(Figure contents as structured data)
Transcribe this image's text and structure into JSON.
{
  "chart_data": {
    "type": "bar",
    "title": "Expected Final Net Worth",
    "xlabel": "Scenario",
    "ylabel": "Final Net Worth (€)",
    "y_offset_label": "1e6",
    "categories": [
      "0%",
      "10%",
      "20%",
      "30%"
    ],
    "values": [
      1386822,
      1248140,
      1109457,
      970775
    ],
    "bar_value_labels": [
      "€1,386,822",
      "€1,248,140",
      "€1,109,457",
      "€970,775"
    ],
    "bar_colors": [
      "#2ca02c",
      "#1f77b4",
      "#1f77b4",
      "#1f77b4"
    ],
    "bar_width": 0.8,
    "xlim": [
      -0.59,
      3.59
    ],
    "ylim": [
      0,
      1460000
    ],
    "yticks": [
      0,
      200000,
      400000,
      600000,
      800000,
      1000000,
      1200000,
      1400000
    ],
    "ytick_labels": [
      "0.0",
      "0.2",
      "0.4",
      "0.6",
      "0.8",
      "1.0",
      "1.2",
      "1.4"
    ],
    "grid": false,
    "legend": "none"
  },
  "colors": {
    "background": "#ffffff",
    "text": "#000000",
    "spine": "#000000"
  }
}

> **Work to be completed**
Repeat the material above exactly.

> **Final result**
Transcribe this image's text and structure into JSON.
{
  "chart_data": {
    "type": "bar",
    "title": "Expected Final Net Worth",
    "xlabel": "Scenario",
    "ylabel": "Final Net Worth (€)",
    "y_offset_label": "1e6",
    "categories": [
      "0%",
      "10%",
      "20%",
      "30%"
    ],
    "values": [
      1386822,
      1248140,
      1109457,
      970775
    ],
    "bar_value_labels": [
      "€1,386,822",
      "€1,248,140",
      "€1,109,457",
      "€970,775"
    ],
    "bar_colors": [
      "#2ca02c",
      "#1f77b4",
      "#1f77b4",
      "#1f77b4"
    ],
    "bar_width": 0.8,
    "xlim": [
      -0.59,
      3.59
    ],
    "ylim": [
      0,
      1460000
    ],
    "yticks": [
      0,
      200000,
      400000,
      600000,
      800000,
      1000000,
      1200000,
      1400000
    ],
    "ytick_labels": [
      "0.0",
      "0.2",
      "0.4",
      "0.6",
      "0.8",
      "1.0",
      "1.2",
      "1.4"
    ],
    "grid": false,
    "legend": "none"
  },
  "colors": {
    "background": "#ffffff",
    "text": "#000000",
    "spine": "#000000"
  }
}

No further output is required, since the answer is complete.